**Exercise goal**.
Wherever the word "label" turns up in a line of the entries, copy that line.

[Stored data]
▼
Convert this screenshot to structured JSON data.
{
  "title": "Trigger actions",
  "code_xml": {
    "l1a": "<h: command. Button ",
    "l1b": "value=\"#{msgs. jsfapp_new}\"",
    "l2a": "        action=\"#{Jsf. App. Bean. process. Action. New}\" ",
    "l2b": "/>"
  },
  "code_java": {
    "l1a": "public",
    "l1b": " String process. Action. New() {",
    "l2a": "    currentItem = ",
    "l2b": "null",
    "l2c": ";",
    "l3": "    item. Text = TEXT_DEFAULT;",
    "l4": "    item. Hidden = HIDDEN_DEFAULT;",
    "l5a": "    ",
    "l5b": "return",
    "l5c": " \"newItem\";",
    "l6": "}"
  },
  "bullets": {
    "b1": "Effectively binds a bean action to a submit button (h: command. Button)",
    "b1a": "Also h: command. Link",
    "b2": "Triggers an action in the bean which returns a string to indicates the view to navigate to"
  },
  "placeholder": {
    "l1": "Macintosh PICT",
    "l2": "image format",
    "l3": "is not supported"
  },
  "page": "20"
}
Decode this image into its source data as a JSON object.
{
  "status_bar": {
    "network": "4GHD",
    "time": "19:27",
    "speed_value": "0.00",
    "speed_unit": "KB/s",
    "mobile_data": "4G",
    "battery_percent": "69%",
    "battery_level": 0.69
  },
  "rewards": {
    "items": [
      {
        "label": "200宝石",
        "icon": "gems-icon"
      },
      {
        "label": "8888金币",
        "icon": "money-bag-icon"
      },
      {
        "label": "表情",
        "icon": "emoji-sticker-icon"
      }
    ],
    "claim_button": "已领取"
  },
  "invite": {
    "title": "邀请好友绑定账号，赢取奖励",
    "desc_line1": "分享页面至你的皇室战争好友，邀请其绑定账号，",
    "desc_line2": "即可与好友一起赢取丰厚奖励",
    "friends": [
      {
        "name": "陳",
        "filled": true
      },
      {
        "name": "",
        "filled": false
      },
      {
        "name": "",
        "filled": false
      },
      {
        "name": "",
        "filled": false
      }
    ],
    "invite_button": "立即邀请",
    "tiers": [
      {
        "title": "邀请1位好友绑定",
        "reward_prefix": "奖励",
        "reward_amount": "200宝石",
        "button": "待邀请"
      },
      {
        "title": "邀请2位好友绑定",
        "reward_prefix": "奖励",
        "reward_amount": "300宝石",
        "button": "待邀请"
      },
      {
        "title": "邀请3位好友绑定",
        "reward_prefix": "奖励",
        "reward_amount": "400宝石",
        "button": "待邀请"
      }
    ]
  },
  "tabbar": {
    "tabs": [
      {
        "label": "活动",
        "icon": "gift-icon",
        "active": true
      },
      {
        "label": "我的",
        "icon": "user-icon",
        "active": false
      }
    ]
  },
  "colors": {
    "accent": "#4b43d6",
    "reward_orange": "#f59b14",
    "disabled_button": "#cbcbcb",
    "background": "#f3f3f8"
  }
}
▲
**Correct result**.
        "label": "200宝石",
        "label": "8888金币",
        "label": "表情",
        "label": "活动",
        "label": "我的",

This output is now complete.